• _Work required_
In the entries below, identify every line with the string "nuovo" and copy it.

• _Data for this task_
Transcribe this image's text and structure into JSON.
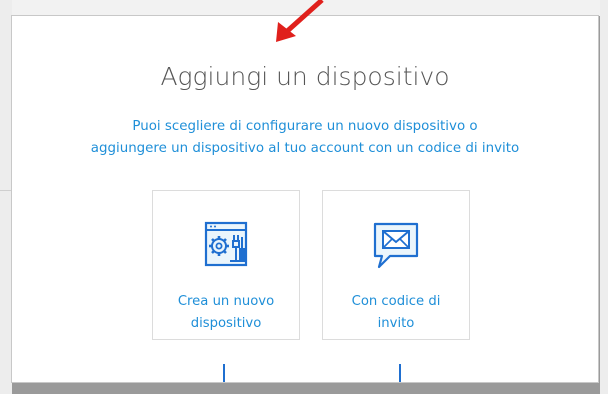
{
  "dialog": {
    "title": "Aggiungi un dispositivo",
    "subtitle_line1": "Puoi scegliere di configurare un nuovo dispositivo o",
    "subtitle_line2": "aggiungere un dispositivo al tuo account con un codice di invito"
  },
  "options": [
    {
      "icon": "device-settings-icon",
      "label_line1": "Crea un nuovo",
      "label_line2": "dispositivo"
    },
    {
      "icon": "envelope-message-icon",
      "label_line1": "Con codice di",
      "label_line2": "invito"
    }
  ],
  "colors": {
    "accent": "#1f8fd8",
    "title": "#555555",
    "arrow": "#e0201c",
    "connector": "#1f6fd0"
  }
}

• _Solution below_
    "subtitle_line1": "Puoi scegliere di configurare un nuovo dispositivo o",
      "label_line1": "Crea un nuovo",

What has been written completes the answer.